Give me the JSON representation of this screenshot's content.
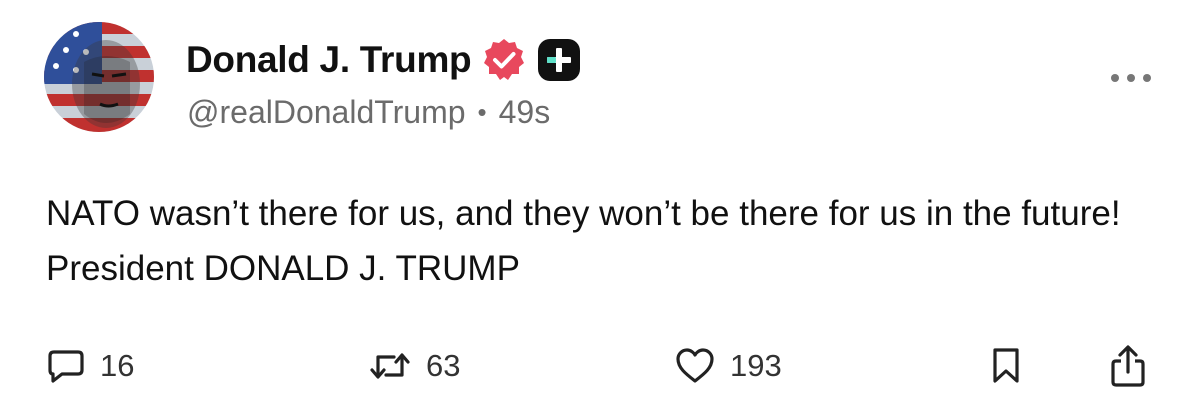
{
  "author": {
    "display_name": "Donald J. Trump",
    "handle": "@realDonaldTrump",
    "separator": "•",
    "timestamp": "49s",
    "verified": true,
    "verified_badge_color": "#e8485d",
    "plus_badge_color": "#111111",
    "plus_badge_accent": "#5ee0c8"
  },
  "post": {
    "text": "NATO wasn’t there for us, and they won’t be there for us in the future! President DONALD J. TRUMP"
  },
  "actions": {
    "reply_count": "16",
    "repost_count": "63",
    "like_count": "193"
  },
  "icons": {
    "reply": "speech-bubble-icon",
    "repost": "repost-arrows-icon",
    "like": "heart-icon",
    "bookmark": "bookmark-icon",
    "share": "share-icon",
    "more": "ellipsis-icon",
    "verified": "verified-badge-icon",
    "plus": "plus-badge-icon"
  }
}
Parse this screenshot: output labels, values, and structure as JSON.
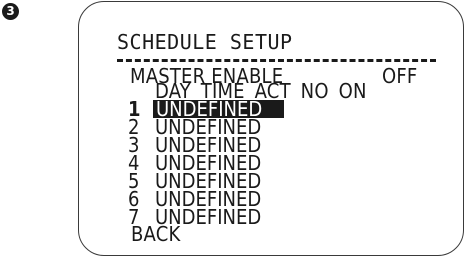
{
  "step_badge": "3",
  "screen": {
    "title": "SCHEDULE SETUP",
    "master_enable": {
      "label": "MASTER ENABLE",
      "value": "OFF"
    },
    "columns_header": "DAY TIME  ACT NO ON",
    "schedules": [
      {
        "number": "1",
        "name": "UNDEFINED",
        "selected": true
      },
      {
        "number": "2",
        "name": "UNDEFINED",
        "selected": false
      },
      {
        "number": "3",
        "name": "UNDEFINED",
        "selected": false
      },
      {
        "number": "4",
        "name": "UNDEFINED",
        "selected": false
      },
      {
        "number": "5",
        "name": "UNDEFINED",
        "selected": false
      },
      {
        "number": "6",
        "name": "UNDEFINED",
        "selected": false
      },
      {
        "number": "7",
        "name": "UNDEFINED",
        "selected": false
      }
    ],
    "back_label": "BACK"
  },
  "colors": {
    "text": "#1a1a1a",
    "highlight_background": "#1a1a1a",
    "highlight_text": "#ffffff",
    "background": "#ffffff"
  }
}
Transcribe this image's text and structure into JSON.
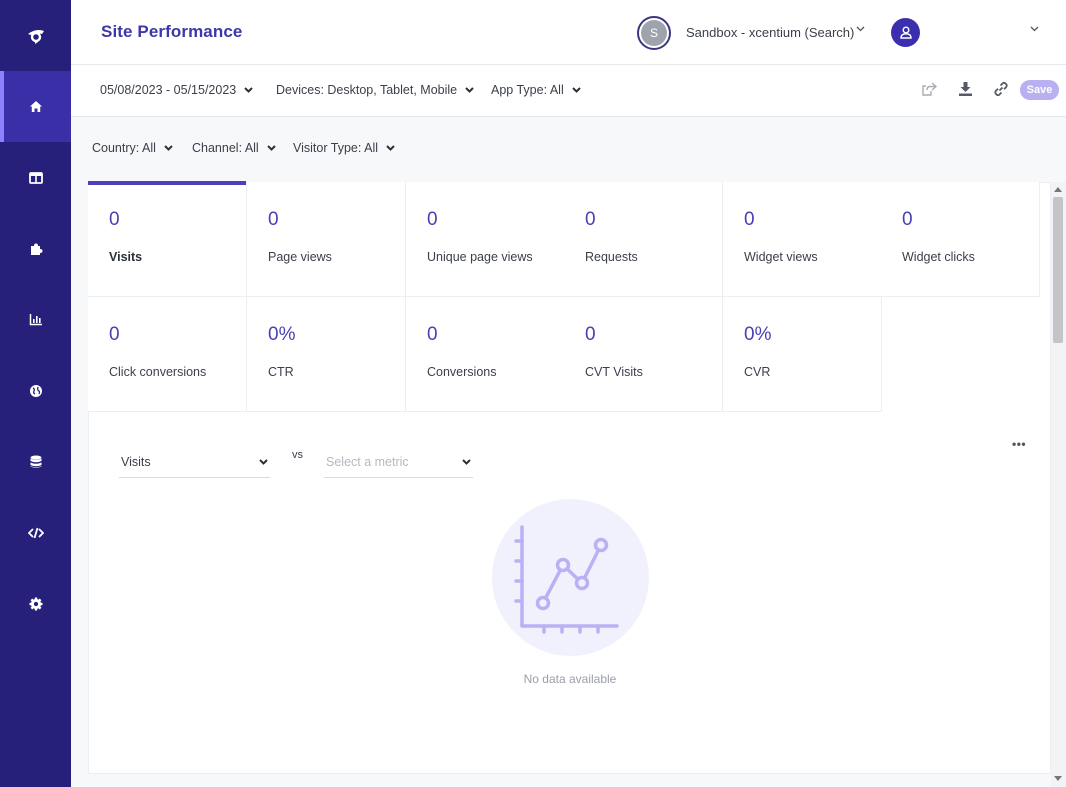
###
Objective>
Word for word, quote the full listing, omitting every picture.

Exercise answer>
Give me the JSON representation of this screenshot's content.
{
  "author": {
    "display_name": "Donald J. Trump",
    "handle": "@realDonaldTrump",
    "separator": "•",
    "timestamp": "49s",
    "verified": true,
    "verified_badge_color": "#e8485d",
    "plus_badge_color": "#111111",
    "plus_badge_accent": "#5ee0c8"
  },
  "post": {
    "text": "NATO wasn’t there for us, and they won’t be there for us in the future! President DONALD J. TRUMP"
  },
  "actions": {
    "reply_count": "16",
    "repost_count": "63",
    "like_count": "193"
  },
  "icons": {
    "reply": "speech-bubble-icon",
    "repost": "repost-arrows-icon",
    "like": "heart-icon",
    "bookmark": "bookmark-icon",
    "share": "share-icon",
    "more": "ellipsis-icon",
    "verified": "verified-badge-icon",
    "plus": "plus-badge-icon"
  }
}
Parse this screenshot: output labels, values, and structure as JSON.
{
  "step_badge": "3",
  "screen": {
    "title": "SCHEDULE SETUP",
    "master_enable": {
      "label": "MASTER ENABLE",
      "value": "OFF"
    },
    "columns_header": "DAY TIME  ACT NO ON",
    "schedules": [
      {
        "number": "1",
        "name": "UNDEFINED",
        "selected": true
      },
      {
        "number": "2",
        "name": "UNDEFINED",
        "selected": false
      },
      {
        "number": "3",
        "name": "UNDEFINED",
        "selected": false
      },
      {
        "number": "4",
        "name": "UNDEFINED",
        "selected": false
      },
      {
        "number": "5",
        "name": "UNDEFINED",
        "selected": false
      },
      {
        "number": "6",
        "name": "UNDEFINED",
        "selected": false
      },
      {
        "number": "7",
        "name": "UNDEFINED",
        "selected": false
      }
    ],
    "back_label": "BACK"
  },
  "colors": {
    "text": "#1a1a1a",
    "highlight_background": "#1a1a1a",
    "highlight_text": "#ffffff",
    "background": "#ffffff"
  }
}
Transcribe this image's text and structure into JSON.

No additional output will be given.